**Aim of the exercise:**
In the data below, find every line that has the string "Hazelnut", and copy it.
:::
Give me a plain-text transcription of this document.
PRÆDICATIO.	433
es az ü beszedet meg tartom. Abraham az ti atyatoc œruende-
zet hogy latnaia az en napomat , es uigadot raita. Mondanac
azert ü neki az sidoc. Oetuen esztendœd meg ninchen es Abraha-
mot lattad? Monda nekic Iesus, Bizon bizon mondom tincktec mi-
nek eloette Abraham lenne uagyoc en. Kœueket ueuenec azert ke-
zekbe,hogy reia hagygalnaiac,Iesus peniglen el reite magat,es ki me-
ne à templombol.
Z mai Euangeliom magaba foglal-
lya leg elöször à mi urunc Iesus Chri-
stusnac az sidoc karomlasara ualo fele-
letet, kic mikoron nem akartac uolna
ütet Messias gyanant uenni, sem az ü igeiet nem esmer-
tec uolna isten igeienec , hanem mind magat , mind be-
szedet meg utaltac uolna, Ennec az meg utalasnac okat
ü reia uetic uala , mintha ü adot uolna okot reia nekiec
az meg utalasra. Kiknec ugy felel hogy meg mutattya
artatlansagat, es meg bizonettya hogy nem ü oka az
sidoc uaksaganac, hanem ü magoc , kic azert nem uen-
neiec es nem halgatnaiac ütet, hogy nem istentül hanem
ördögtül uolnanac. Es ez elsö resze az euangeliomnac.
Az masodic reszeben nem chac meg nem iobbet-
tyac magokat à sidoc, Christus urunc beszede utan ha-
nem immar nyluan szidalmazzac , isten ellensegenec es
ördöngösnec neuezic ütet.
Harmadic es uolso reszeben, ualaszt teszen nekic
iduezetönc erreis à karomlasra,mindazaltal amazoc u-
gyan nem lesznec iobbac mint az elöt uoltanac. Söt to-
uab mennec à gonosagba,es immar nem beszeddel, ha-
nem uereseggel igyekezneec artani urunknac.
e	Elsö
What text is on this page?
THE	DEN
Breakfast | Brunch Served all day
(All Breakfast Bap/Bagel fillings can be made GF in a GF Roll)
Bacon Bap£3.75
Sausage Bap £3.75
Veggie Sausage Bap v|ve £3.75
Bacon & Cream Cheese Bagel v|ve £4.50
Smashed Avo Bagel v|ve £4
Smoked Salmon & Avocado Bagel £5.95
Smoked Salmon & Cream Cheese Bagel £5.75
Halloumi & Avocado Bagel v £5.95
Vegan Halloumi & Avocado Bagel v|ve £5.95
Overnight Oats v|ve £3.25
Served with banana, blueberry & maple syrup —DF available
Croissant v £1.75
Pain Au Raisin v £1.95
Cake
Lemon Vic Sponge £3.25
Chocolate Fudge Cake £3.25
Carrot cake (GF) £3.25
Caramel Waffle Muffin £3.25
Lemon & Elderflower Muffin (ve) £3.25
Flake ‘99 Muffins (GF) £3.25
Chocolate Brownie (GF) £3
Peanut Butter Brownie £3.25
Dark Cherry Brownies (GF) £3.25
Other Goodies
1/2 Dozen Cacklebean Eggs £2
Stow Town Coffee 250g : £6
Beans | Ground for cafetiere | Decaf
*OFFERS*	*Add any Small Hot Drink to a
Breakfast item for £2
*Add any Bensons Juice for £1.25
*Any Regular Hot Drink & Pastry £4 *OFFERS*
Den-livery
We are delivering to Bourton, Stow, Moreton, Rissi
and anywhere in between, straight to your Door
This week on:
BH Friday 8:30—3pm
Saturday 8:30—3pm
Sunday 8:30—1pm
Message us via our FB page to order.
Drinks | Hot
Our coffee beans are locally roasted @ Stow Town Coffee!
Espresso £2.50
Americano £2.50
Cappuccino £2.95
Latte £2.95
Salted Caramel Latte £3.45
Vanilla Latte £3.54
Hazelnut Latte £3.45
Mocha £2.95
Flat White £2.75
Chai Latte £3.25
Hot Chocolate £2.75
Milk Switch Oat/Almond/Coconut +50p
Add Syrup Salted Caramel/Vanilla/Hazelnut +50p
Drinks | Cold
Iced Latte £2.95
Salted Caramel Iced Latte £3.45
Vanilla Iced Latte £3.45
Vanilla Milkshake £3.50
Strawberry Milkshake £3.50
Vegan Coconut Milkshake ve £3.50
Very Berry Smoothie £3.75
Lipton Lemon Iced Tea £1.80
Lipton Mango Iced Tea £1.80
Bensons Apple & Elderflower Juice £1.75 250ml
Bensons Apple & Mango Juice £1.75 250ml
:::
**Written solution:**
Hazelnut Latte £3.45
Add Syrup Salted Caramel/Vanilla/Hazelnut +50p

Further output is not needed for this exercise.